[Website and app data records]
_ _ _ _
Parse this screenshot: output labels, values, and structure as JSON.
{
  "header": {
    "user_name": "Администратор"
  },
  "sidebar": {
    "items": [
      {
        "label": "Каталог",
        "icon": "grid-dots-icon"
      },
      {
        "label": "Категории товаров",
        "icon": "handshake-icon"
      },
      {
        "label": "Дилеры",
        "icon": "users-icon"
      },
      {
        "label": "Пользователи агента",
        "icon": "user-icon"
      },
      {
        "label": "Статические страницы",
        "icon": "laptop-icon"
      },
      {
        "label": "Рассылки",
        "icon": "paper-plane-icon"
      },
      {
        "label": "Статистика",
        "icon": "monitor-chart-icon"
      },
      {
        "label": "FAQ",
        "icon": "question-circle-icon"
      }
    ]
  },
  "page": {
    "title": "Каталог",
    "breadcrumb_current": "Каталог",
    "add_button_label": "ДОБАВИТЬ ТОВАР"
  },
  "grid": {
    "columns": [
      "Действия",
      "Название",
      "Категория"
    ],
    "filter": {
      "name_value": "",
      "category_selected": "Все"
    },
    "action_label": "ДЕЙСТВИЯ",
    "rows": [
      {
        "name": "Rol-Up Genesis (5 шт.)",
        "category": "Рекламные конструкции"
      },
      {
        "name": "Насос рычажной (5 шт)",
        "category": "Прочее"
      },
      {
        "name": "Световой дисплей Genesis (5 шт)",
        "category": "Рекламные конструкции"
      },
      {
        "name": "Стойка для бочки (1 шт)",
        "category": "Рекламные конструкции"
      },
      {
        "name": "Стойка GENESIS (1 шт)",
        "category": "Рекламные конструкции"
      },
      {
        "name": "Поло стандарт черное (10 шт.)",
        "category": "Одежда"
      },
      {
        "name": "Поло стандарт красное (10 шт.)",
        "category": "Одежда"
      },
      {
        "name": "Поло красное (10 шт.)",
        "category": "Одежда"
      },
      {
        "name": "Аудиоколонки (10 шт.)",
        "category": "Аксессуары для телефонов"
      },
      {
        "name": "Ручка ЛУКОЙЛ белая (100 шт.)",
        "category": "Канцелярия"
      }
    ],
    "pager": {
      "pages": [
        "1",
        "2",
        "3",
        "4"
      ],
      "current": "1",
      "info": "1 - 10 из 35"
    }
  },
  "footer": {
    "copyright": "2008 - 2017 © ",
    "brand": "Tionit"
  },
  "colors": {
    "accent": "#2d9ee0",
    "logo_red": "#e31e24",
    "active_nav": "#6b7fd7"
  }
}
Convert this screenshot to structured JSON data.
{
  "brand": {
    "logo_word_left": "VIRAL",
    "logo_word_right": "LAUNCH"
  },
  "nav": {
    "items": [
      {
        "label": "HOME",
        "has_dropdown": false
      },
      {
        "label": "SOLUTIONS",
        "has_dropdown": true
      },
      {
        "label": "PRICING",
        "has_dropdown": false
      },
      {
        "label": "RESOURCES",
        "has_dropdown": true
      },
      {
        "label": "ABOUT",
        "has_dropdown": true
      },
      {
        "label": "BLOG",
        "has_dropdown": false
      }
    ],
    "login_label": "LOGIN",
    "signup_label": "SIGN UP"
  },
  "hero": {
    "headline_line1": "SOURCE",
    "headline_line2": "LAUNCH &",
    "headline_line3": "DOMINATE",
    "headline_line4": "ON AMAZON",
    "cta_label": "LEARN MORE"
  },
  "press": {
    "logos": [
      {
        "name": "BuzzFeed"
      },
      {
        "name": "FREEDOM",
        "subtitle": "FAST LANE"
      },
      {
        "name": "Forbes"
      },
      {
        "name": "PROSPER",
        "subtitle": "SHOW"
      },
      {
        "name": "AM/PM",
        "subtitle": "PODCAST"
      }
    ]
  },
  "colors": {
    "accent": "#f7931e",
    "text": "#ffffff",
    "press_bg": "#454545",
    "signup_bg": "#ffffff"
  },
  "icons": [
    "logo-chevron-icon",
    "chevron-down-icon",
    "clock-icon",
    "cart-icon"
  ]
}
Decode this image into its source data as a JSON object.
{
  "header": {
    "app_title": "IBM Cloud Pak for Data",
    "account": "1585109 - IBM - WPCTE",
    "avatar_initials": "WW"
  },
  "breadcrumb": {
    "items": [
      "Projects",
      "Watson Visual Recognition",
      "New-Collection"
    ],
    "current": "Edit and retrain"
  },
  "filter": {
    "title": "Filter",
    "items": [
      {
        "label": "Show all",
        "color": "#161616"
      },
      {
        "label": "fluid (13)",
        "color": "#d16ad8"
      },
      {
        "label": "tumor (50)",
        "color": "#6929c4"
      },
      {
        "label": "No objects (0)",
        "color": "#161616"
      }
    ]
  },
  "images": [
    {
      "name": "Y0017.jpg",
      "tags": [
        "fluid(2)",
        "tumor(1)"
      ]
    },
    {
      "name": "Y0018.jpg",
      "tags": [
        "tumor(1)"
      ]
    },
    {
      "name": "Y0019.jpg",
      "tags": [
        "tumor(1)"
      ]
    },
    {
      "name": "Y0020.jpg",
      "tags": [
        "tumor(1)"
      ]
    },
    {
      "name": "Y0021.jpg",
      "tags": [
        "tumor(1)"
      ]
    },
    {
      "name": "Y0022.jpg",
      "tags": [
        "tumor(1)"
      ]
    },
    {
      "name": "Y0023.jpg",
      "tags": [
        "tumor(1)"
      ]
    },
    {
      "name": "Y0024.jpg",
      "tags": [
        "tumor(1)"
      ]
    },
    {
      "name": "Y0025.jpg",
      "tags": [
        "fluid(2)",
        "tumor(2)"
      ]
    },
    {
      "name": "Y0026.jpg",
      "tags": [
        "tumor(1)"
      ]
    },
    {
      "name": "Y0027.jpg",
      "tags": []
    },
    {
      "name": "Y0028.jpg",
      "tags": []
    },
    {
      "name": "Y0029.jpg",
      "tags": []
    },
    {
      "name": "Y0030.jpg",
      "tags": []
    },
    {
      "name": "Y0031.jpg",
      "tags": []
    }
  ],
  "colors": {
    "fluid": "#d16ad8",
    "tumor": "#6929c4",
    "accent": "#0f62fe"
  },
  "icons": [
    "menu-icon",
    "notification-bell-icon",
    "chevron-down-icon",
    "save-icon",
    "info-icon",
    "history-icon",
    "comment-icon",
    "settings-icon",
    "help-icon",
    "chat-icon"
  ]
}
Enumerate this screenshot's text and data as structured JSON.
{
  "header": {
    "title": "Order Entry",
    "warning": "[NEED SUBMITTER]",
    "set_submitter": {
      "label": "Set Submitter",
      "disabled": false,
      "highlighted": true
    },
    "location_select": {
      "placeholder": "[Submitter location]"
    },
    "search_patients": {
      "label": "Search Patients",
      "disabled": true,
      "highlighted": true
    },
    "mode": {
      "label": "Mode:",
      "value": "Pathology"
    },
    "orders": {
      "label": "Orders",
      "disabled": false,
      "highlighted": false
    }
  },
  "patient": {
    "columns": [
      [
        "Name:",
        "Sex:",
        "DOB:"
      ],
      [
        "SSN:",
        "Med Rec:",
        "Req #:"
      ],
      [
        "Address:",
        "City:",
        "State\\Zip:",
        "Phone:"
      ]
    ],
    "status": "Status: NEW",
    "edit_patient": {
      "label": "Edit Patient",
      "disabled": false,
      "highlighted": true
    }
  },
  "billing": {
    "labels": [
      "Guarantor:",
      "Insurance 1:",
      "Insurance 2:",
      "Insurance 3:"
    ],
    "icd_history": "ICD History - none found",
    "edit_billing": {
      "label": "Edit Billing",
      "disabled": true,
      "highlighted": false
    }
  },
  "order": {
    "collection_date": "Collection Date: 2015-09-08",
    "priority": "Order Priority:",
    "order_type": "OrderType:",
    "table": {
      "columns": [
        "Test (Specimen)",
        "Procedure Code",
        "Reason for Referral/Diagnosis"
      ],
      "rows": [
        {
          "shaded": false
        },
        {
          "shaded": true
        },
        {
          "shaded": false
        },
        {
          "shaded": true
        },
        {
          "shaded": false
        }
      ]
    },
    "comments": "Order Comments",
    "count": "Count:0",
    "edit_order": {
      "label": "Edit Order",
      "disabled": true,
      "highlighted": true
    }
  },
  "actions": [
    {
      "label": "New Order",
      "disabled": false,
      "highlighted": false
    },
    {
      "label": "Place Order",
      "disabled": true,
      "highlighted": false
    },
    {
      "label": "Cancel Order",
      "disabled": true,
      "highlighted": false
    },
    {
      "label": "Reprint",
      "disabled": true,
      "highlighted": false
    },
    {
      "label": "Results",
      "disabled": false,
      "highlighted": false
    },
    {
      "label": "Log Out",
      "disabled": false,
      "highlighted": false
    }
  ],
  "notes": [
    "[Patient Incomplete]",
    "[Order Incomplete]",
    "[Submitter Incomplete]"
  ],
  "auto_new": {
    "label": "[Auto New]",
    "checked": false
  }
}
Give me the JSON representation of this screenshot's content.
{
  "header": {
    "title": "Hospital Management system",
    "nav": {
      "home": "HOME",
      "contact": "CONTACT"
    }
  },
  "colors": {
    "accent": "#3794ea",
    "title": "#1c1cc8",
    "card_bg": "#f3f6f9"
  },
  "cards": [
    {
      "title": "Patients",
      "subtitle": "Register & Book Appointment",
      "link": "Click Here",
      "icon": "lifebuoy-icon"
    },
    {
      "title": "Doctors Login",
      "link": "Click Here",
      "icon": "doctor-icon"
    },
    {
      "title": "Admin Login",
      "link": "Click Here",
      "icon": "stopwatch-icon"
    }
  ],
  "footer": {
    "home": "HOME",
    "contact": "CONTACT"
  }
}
_ _ _ _
Find the word "Collection" in the entries and show each line where it is found.

* SOLUTION FOR THIS TASK:
      "New-Collection"
    "collection_date": "Collection Date: 2015-09-08",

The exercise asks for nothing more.